--- Start ---

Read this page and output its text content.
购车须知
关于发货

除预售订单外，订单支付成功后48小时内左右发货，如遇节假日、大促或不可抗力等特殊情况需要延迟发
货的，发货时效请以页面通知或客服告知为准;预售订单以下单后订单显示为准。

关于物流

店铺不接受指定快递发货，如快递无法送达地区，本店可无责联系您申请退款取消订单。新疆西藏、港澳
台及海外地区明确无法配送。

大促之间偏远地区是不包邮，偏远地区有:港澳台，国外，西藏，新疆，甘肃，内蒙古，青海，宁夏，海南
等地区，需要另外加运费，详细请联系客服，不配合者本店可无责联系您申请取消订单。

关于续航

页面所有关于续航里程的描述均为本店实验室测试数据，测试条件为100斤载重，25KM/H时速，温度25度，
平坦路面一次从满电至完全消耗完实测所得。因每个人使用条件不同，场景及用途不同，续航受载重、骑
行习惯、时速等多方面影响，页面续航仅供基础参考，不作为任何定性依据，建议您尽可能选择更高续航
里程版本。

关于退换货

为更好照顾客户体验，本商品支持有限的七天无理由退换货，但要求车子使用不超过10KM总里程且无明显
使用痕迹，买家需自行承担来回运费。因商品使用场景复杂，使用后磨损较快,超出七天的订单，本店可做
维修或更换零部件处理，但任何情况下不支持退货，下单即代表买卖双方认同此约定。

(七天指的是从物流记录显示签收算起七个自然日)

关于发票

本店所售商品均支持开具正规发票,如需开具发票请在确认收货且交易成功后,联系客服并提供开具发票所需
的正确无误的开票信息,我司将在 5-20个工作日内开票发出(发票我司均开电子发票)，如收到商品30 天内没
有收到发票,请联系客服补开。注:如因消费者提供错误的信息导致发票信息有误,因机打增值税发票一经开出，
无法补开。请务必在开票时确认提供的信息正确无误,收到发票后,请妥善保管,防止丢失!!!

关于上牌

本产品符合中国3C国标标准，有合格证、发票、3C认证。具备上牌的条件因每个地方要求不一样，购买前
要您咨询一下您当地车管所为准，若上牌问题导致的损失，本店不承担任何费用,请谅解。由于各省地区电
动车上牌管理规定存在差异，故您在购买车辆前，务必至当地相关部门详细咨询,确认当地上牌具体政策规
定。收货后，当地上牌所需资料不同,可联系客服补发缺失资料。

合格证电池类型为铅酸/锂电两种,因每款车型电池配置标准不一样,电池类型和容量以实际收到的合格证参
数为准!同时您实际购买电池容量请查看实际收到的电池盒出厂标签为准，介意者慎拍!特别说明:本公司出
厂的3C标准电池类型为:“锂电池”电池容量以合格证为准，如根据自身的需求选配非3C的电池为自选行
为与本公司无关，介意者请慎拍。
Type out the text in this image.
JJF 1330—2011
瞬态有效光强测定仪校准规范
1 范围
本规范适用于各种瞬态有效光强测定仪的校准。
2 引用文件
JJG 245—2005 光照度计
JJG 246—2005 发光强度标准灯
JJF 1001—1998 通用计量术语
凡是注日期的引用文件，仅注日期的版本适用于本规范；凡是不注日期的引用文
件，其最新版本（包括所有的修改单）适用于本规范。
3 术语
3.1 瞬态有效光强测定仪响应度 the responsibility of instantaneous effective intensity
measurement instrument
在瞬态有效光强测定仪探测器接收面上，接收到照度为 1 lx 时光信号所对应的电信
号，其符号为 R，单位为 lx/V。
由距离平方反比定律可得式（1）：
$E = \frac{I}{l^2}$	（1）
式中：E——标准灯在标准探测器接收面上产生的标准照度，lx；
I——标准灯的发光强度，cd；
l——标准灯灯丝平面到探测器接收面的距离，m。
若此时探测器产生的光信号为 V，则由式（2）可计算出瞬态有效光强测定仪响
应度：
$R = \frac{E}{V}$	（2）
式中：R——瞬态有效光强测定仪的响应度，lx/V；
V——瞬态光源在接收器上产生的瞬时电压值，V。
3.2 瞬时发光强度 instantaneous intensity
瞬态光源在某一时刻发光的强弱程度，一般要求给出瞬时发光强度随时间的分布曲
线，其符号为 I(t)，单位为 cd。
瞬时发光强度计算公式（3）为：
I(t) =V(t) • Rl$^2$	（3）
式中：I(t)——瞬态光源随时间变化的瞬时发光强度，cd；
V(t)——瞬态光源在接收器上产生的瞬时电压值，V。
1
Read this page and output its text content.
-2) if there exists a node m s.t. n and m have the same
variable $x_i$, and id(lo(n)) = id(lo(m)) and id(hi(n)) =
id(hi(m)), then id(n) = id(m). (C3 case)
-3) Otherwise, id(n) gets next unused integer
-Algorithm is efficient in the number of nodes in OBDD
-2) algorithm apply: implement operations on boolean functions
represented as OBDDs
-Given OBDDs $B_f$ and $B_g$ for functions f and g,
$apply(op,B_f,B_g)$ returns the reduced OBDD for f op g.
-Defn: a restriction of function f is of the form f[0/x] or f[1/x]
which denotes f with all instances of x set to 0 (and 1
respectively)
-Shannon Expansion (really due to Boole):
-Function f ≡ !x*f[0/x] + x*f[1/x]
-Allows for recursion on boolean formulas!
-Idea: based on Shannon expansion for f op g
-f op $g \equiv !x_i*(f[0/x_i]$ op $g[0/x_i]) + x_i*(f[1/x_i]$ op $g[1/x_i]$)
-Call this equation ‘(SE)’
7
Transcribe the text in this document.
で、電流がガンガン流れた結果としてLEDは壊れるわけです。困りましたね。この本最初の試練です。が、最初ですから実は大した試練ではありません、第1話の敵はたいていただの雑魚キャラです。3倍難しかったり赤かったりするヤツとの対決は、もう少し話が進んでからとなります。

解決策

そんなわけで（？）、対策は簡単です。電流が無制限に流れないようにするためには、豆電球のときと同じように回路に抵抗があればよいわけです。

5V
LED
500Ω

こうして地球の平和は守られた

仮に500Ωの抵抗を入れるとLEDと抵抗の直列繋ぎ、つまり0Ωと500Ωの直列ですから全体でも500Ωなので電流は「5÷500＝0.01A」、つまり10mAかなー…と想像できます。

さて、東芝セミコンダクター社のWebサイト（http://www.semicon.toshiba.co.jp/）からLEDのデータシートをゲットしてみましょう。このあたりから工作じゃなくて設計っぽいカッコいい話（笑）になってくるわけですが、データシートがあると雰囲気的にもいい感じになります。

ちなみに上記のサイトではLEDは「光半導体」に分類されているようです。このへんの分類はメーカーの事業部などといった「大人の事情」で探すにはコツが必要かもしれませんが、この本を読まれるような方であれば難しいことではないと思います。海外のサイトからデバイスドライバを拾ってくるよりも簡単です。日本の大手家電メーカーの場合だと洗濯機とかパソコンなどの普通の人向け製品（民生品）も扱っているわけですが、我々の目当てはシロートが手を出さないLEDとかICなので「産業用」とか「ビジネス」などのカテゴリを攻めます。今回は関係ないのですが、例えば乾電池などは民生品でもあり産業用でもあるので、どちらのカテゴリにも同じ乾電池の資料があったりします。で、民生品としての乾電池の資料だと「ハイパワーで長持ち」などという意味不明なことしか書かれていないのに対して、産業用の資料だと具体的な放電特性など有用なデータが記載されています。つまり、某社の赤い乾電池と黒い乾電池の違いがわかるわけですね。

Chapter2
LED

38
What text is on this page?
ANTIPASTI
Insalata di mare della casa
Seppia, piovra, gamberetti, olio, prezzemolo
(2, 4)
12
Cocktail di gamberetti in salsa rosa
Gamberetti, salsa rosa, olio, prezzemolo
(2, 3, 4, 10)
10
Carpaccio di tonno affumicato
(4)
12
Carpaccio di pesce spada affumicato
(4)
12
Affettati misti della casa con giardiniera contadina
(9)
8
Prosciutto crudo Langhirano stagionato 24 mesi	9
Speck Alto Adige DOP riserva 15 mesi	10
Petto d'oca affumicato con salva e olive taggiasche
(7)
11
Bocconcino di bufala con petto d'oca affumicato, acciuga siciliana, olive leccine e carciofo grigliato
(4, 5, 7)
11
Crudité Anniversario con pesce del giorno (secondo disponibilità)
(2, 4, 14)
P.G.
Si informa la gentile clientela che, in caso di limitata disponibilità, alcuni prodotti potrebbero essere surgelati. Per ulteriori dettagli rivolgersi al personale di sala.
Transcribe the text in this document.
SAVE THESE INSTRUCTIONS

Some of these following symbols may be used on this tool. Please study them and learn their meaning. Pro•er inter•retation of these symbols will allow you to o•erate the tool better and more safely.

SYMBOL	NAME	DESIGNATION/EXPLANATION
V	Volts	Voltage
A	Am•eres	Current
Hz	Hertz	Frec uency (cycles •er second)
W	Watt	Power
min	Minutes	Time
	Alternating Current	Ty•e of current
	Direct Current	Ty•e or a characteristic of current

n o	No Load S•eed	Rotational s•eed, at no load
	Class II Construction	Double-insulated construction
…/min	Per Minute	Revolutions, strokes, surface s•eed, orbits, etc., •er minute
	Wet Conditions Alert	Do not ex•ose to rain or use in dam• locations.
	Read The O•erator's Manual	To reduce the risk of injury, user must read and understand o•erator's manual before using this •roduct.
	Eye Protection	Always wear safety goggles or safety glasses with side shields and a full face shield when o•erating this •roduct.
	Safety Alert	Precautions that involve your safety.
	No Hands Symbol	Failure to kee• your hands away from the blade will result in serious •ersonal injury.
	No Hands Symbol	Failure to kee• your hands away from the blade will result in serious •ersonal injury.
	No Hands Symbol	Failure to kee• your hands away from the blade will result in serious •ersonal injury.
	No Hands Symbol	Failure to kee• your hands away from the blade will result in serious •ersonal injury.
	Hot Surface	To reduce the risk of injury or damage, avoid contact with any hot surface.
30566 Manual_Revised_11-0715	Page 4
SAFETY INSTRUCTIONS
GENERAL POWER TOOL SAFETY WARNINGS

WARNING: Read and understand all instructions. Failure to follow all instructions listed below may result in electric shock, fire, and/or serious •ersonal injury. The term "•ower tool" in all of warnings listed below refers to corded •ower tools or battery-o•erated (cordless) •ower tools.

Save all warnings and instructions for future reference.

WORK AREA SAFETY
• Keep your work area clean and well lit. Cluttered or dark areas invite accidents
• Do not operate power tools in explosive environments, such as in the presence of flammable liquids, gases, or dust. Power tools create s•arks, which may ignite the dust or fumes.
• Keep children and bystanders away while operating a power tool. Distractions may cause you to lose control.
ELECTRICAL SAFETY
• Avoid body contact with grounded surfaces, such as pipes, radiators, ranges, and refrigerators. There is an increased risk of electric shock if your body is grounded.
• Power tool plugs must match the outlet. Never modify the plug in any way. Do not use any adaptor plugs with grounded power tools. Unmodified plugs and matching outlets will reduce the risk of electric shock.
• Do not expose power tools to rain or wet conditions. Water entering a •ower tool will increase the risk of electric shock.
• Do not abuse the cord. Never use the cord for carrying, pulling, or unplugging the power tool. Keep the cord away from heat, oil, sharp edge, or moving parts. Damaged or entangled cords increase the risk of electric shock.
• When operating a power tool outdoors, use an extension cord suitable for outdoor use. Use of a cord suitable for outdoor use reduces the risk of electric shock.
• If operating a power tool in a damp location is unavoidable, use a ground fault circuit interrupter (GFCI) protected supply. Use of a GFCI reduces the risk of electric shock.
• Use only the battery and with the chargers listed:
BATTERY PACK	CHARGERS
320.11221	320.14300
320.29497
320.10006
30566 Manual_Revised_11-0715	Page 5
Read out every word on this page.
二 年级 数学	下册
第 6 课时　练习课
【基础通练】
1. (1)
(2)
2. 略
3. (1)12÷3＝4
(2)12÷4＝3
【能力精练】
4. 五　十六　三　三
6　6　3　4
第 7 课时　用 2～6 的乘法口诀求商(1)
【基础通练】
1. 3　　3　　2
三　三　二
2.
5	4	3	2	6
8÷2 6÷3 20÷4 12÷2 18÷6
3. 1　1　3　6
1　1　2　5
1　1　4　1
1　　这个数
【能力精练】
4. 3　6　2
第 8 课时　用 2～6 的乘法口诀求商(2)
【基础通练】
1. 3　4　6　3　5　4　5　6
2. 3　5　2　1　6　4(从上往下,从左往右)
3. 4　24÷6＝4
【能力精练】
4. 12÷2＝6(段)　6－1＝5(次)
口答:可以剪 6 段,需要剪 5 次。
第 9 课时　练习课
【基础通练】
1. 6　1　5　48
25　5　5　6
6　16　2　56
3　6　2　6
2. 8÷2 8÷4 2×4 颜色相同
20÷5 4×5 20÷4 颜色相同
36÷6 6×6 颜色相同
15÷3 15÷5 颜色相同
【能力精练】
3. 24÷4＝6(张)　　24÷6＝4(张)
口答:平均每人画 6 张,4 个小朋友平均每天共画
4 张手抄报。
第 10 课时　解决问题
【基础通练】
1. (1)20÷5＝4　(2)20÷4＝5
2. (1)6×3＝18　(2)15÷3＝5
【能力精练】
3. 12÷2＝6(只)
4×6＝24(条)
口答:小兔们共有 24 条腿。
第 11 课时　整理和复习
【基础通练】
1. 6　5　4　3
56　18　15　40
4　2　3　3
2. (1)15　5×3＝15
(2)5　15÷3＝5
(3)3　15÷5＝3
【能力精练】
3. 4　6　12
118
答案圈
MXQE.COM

--- End ---

## SHORT TASK
Only the lines from the one containing "Read out every word on this page." through the end of the entries above belong in the answer; repeat them exactly.

## SOLVED EXERCISE
Read out every word on this page.
二 年级 数学	下册
第 6 课时　练习课
【基础通练】
1. (1)
(2)
2. 略
3. (1)12÷3＝4
(2)12÷4＝3
【能力精练】
4. 五　十六　三　三
6　6　3　4
第 7 课时　用 2～6 的乘法口诀求商(1)
【基础通练】
1. 3　　3　　2
三　三　二
2.
5	4	3	2	6
8÷2 6÷3 20÷4 12÷2 18÷6
3. 1　1　3　6
1　1　2　5
1　1　4　1
1　　这个数
【能力精练】
4. 3　6　2
第 8 课时　用 2～6 的乘法口诀求商(2)
【基础通练】
1. 3　4　6　3　5　4　5　6
2. 3　5　2　1　6　4(从上往下,从左往右)
3. 4　24÷6＝4
【能力精练】
4. 12÷2＝6(段)　6－1＝5(次)
口答:可以剪 6 段,需要剪 5 次。
第 9 课时　练习课
【基础通练】
1. 6　1　5　48
25　5　5　6
6　16　2　56
3　6　2　6
2. 8÷2 8÷4 2×4 颜色相同
20÷5 4×5 20÷4 颜色相同
36÷6 6×6 颜色相同
15÷3 15÷5 颜色相同
【能力精练】
3. 24÷4＝6(张)　　24÷6＝4(张)
口答:平均每人画 6 张,4 个小朋友平均每天共画
4 张手抄报。
第 10 课时　解决问题
【基础通练】
1. (1)20÷5＝4　(2)20÷4＝5
2. (1)6×3＝18　(2)15÷3＝5
【能力精练】
3. 12÷2＝6(只)
4×6＝24(条)
口答:小兔们共有 24 条腿。
第 11 课时　整理和复习
【基础通练】
1. 6　5　4　3
56　18　15　40
4　2　3　3
2. (1)15　5×3＝15
(2)5　15÷3＝5
(3)3　15÷5＝3
【能力精练】
3. 4　6　12
118
答案圈
MXQE.COM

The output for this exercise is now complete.